FOLLI-STUPID (UPDATED)

Any IVF'ers out there use the Follistim Pen? I am a major stress case this morning over the damn thing.

The instructions on using it are clear enough - dial the dosage needed, insert needle and push plunger all the way to zero. Zero means you have given yourself the correct dosage. If there is not enough medicine left in the cartridge for your full dosage, it will stop before zero, and the number it stops on is the amount you need to give yourself out of the next cartridge.

Simple enough.

Now, as much as I am crazy busy and have tons going on right now, my drug regimen is not something I am haphazard about. I am meticulous with the medications, because in the grand scheme of everything this is the only thing that matters right now.

So, imagine my surprise.

My instructions were to give myself 225 units of Follistim on Saturday, Sunday and Monday. Knowing ahead of time that there are only 600 units of medicine in each cartridge, I knew that on Monday night I would need to administer two shots because there would only be 150 units left in the original cartridge.

__Record set__:
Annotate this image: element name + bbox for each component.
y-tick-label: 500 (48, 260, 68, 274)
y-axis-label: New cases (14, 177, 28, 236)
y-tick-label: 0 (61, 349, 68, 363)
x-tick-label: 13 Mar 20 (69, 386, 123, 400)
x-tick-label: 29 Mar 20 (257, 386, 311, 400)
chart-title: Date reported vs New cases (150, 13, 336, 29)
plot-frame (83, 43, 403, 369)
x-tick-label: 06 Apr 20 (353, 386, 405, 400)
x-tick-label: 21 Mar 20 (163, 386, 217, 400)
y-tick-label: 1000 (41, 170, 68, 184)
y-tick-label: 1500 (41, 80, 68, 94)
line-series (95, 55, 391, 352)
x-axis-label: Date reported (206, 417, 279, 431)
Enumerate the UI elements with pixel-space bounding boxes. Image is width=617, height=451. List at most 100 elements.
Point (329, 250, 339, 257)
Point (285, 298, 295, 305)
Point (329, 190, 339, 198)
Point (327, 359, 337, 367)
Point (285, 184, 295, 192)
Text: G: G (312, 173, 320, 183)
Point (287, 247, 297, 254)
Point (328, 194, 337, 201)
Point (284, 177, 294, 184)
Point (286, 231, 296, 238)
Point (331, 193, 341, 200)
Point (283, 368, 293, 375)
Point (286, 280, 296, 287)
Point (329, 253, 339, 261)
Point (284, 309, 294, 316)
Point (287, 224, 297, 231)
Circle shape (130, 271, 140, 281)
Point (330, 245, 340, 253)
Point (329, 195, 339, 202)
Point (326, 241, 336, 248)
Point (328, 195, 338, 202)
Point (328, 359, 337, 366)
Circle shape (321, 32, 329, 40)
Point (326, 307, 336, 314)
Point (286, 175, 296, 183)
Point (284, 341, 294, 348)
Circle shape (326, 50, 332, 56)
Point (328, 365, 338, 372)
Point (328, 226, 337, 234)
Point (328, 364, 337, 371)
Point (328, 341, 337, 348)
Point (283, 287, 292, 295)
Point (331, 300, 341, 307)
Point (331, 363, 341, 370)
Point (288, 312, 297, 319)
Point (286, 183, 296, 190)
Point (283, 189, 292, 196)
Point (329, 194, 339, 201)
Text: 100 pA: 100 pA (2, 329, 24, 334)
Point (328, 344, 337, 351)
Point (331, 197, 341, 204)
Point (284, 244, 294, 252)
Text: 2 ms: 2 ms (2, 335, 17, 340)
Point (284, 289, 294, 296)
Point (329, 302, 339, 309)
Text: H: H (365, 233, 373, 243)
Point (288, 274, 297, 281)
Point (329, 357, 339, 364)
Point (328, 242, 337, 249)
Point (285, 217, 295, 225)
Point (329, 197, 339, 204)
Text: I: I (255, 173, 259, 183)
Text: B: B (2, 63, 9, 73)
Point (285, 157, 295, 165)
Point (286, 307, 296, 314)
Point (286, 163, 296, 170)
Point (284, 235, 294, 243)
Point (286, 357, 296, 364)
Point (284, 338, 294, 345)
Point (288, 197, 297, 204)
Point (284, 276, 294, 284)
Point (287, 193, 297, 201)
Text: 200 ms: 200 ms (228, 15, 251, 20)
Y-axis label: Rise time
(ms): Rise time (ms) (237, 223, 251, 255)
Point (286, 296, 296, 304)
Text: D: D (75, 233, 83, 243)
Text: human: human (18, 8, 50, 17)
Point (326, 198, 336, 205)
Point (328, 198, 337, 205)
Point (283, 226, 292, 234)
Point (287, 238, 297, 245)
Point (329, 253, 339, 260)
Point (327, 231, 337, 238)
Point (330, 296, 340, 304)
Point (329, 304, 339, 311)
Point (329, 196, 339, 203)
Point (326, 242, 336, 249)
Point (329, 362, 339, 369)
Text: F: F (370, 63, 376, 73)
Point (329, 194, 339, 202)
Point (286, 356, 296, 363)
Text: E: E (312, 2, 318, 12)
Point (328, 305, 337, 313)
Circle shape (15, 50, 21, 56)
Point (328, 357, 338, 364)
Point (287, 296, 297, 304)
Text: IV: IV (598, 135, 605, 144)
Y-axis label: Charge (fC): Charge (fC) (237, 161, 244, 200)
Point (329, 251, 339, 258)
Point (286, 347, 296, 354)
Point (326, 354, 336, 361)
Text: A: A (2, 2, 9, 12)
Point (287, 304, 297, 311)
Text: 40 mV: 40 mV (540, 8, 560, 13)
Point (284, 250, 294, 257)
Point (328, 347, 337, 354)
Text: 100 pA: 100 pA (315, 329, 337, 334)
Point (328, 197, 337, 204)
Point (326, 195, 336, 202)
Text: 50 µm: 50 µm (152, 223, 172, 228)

__Problem set__:
(a) Write out, word for word, the part of the Follistim Pen post that opens with the words containing "The instructions on" and closes with "Simple enough.".
(b) According to the Follistim Pen post, how many units of medicine does each cartridge hold?

__Responses per task__:
(a)
The instructions on using it are clear enough - dial the dosage needed, insert needle and push plunger all the way to zero. Zero means you have given yourself the correct dosage. If there is not enough medicine left in the cartridge for your full dosage, it will stop before zero, and the number it stops on is the amount you need to give yourself out of the next cartridge.

Simple enough.

(b) 600 units.